**Your task**
Output the full material exactly as it appears here.

Collected data entries
= = = = =

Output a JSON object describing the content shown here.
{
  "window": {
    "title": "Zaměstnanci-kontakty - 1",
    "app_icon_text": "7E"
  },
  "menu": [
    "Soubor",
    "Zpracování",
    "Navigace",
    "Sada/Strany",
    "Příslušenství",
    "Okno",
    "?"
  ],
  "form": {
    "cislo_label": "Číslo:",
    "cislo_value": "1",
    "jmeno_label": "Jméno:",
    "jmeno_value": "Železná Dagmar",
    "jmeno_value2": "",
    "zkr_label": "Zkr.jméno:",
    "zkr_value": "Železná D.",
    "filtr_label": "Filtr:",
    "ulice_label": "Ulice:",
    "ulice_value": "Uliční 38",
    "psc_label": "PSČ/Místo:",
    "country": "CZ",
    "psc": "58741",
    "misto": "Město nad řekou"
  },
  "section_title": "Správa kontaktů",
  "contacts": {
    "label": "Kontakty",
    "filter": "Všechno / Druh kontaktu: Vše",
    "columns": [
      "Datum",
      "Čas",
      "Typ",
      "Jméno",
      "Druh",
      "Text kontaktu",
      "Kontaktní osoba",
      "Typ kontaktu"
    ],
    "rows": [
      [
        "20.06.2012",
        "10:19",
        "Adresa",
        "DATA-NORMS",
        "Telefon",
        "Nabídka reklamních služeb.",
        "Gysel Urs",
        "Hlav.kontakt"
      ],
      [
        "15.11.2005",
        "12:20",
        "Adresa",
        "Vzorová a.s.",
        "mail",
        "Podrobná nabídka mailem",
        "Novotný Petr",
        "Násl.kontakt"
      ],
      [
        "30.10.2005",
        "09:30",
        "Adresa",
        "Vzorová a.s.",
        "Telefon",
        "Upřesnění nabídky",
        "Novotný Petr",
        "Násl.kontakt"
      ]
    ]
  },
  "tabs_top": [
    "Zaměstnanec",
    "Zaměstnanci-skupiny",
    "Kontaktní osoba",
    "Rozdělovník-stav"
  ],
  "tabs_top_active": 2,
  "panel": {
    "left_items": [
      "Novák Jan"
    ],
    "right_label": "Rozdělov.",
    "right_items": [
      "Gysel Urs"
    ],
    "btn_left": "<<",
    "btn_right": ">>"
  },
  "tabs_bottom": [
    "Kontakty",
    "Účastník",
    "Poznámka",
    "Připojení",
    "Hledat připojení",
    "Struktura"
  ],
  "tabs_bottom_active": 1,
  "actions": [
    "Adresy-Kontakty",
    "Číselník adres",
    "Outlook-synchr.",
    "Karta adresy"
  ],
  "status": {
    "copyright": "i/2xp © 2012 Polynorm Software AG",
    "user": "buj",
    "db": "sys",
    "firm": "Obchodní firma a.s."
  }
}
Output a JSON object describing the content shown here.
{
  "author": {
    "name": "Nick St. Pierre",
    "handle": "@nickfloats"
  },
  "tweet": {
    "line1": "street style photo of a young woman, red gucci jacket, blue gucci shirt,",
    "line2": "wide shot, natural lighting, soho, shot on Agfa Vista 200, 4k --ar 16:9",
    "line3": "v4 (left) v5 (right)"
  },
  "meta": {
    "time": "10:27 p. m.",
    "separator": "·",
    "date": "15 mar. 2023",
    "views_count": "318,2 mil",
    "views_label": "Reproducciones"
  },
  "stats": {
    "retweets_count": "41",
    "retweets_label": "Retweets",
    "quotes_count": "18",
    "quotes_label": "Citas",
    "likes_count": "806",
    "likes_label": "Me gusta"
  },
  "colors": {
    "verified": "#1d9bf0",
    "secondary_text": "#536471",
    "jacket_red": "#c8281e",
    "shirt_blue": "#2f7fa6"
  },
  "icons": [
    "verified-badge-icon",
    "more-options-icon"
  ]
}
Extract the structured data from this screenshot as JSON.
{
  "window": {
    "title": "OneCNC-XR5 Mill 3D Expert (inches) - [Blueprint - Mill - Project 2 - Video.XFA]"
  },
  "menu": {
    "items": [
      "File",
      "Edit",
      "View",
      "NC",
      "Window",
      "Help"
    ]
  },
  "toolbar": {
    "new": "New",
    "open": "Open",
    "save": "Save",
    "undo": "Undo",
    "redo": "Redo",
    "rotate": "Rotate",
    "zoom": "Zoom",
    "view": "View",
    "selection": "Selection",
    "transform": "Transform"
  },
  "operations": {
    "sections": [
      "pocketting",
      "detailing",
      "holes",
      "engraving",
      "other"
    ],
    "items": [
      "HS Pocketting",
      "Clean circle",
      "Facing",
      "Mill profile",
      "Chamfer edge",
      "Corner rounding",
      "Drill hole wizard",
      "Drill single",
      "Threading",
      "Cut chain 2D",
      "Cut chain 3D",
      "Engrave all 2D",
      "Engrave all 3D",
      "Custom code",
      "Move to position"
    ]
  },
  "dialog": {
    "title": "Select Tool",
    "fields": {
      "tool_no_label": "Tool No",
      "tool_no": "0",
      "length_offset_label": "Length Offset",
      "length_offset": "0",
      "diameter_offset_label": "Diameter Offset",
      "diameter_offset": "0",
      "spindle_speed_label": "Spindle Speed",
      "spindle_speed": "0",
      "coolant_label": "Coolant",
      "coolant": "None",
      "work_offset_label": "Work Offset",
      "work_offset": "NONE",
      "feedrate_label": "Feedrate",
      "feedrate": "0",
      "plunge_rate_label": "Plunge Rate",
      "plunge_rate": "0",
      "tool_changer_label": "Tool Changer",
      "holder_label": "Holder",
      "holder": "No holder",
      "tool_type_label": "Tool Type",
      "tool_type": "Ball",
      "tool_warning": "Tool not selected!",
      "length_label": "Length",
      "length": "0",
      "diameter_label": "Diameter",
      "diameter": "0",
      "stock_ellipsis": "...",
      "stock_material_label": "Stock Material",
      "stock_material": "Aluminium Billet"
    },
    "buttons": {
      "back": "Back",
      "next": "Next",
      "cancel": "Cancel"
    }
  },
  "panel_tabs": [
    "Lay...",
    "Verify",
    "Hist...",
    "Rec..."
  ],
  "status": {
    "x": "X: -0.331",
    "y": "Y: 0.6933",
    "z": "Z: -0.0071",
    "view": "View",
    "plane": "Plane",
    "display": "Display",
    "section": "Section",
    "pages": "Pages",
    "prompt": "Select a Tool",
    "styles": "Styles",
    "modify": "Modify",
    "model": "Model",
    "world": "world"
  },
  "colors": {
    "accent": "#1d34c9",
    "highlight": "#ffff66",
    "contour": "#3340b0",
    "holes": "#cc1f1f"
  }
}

= = = = =

**Exercise result**
Output a JSON object describing the content shown here.
{
  "window": {
    "title": "Zaměstnanci-kontakty - 1",
    "app_icon_text": "7E"
  },
  "menu": [
    "Soubor",
    "Zpracování",
    "Navigace",
    "Sada/Strany",
    "Příslušenství",
    "Okno",
    "?"
  ],
  "form": {
    "cislo_label": "Číslo:",
    "cislo_value": "1",
    "jmeno_label": "Jméno:",
    "jmeno_value": "Železná Dagmar",
    "jmeno_value2": "",
    "zkr_label": "Zkr.jméno:",
    "zkr_value": "Železná D.",
    "filtr_label": "Filtr:",
    "ulice_label": "Ulice:",
    "ulice_value": "Uliční 38",
    "psc_label": "PSČ/Místo:",
    "country": "CZ",
    "psc": "58741",
    "misto": "Město nad řekou"
  },
  "section_title": "Správa kontaktů",
  "contacts": {
    "label": "Kontakty",
    "filter": "Všechno / Druh kontaktu: Vše",
    "columns": [
      "Datum",
      "Čas",
      "Typ",
      "Jméno",
      "Druh",
      "Text kontaktu",
      "Kontaktní osoba",
      "Typ kontaktu"
    ],
    "rows": [
      [
        "20.06.2012",
        "10:19",
        "Adresa",
        "DATA-NORMS",
        "Telefon",
        "Nabídka reklamních služeb.",
        "Gysel Urs",
        "Hlav.kontakt"
      ],
      [
        "15.11.2005",
        "12:20",
        "Adresa",
        "Vzorová a.s.",
        "mail",
        "Podrobná nabídka mailem",
        "Novotný Petr",
        "Násl.kontakt"
      ],
      [
        "30.10.2005",
        "09:30",
        "Adresa",
        "Vzorová a.s.",
        "Telefon",
        "Upřesnění nabídky",
        "Novotný Petr",
        "Násl.kontakt"
      ]
    ]
  },
  "tabs_top": [
    "Zaměstnanec",
    "Zaměstnanci-skupiny",
    "Kontaktní osoba",
    "Rozdělovník-stav"
  ],
  "tabs_top_active": 2,
  "panel": {
    "left_items": [
      "Novák Jan"
    ],
    "right_label": "Rozdělov.",
    "right_items": [
      "Gysel Urs"
    ],
    "btn_left": "<<",
    "btn_right": ">>"
  },
  "tabs_bottom": [
    "Kontakty",
    "Účastník",
    "Poznámka",
    "Připojení",
    "Hledat připojení",
    "Struktura"
  ],
  "tabs_bottom_active": 1,
  "actions": [
    "Adresy-Kontakty",
    "Číselník adres",
    "Outlook-synchr.",
    "Karta adresy"
  ],
  "status": {
    "copyright": "i/2xp © 2012 Polynorm Software AG",
    "user": "buj",
    "db": "sys",
    "firm": "Obchodní firma a.s."
  }
}
Output a JSON object describing the content shown here.
{
  "author": {
    "name": "Nick St. Pierre",
    "handle": "@nickfloats"
  },
  "tweet": {
    "line1": "street style photo of a young woman, red gucci jacket, blue gucci shirt,",
    "line2": "wide shot, natural lighting, soho, shot on Agfa Vista 200, 4k --ar 16:9",
    "line3": "v4 (left) v5 (right)"
  },
  "meta": {
    "time": "10:27 p. m.",
    "separator": "·",
    "date": "15 mar. 2023",
    "views_count": "318,2 mil",
    "views_label": "Reproducciones"
  },
  "stats": {
    "retweets_count": "41",
    "retweets_label": "Retweets",
    "quotes_count": "18",
    "quotes_label": "Citas",
    "likes_count": "806",
    "likes_label": "Me gusta"
  },
  "colors": {
    "verified": "#1d9bf0",
    "secondary_text": "#536471",
    "jacket_red": "#c8281e",
    "shirt_blue": "#2f7fa6"
  },
  "icons": [
    "verified-badge-icon",
    "more-options-icon"
  ]
}
Extract the structured data from this screenshot as JSON.
{
  "window": {
    "title": "OneCNC-XR5 Mill 3D Expert (inches) - [Blueprint - Mill - Project 2 - Video.XFA]"
  },
  "menu": {
    "items": [
      "File",
      "Edit",
      "View",
      "NC",
      "Window",
      "Help"
    ]
  },
  "toolbar": {
    "new": "New",
    "open": "Open",
    "save": "Save",
    "undo": "Undo",
    "redo": "Redo",
    "rotate": "Rotate",
    "zoom": "Zoom",
    "view": "View",
    "selection": "Selection",
    "transform": "Transform"
  },
  "operations": {
    "sections": [
      "pocketting",
      "detailing",
      "holes",
      "engraving",
      "other"
    ],
    "items": [
      "HS Pocketting",
      "Clean circle",
      "Facing",
      "Mill profile",
      "Chamfer edge",
      "Corner rounding",
      "Drill hole wizard",
      "Drill single",
      "Threading",
      "Cut chain 2D",
      "Cut chain 3D",
      "Engrave all 2D",
      "Engrave all 3D",
      "Custom code",
      "Move to position"
    ]
  },
  "dialog": {
    "title": "Select Tool",
    "fields": {
      "tool_no_label": "Tool No",
      "tool_no": "0",
      "length_offset_label": "Length Offset",
      "length_offset": "0",
      "diameter_offset_label": "Diameter Offset",
      "diameter_offset": "0",
      "spindle_speed_label": "Spindle Speed",
      "spindle_speed": "0",
      "coolant_label": "Coolant",
      "coolant": "None",
      "work_offset_label": "Work Offset",
      "work_offset": "NONE",
      "feedrate_label": "Feedrate",
      "feedrate": "0",
      "plunge_rate_label": "Plunge Rate",
      "plunge_rate": "0",
      "tool_changer_label": "Tool Changer",
      "holder_label": "Holder",
      "holder": "No holder",
      "tool_type_label": "Tool Type",
      "tool_type": "Ball",
      "tool_warning": "Tool not selected!",
      "length_label": "Length",
      "length": "0",
      "diameter_label": "Diameter",
      "diameter": "0",
      "stock_ellipsis": "...",
      "stock_material_label": "Stock Material",
      "stock_material": "Aluminium Billet"
    },
    "buttons": {
      "back": "Back",
      "next": "Next",
      "cancel": "Cancel"
    }
  },
  "panel_tabs": [
    "Lay...",
    "Verify",
    "Hist...",
    "Rec..."
  ],
  "status": {
    "x": "X: -0.331",
    "y": "Y: 0.6933",
    "z": "Z: -0.0071",
    "view": "View",
    "plane": "Plane",
    "display": "Display",
    "section": "Section",
    "pages": "Pages",
    "prompt": "Select a Tool",
    "styles": "Styles",
    "modify": "Modify",
    "model": "Model",
    "world": "world"
  },
  "colors": {
    "accent": "#1d34c9",
    "highlight": "#ffff66",
    "contour": "#3340b0",
    "holes": "#cc1f1f"
  }
}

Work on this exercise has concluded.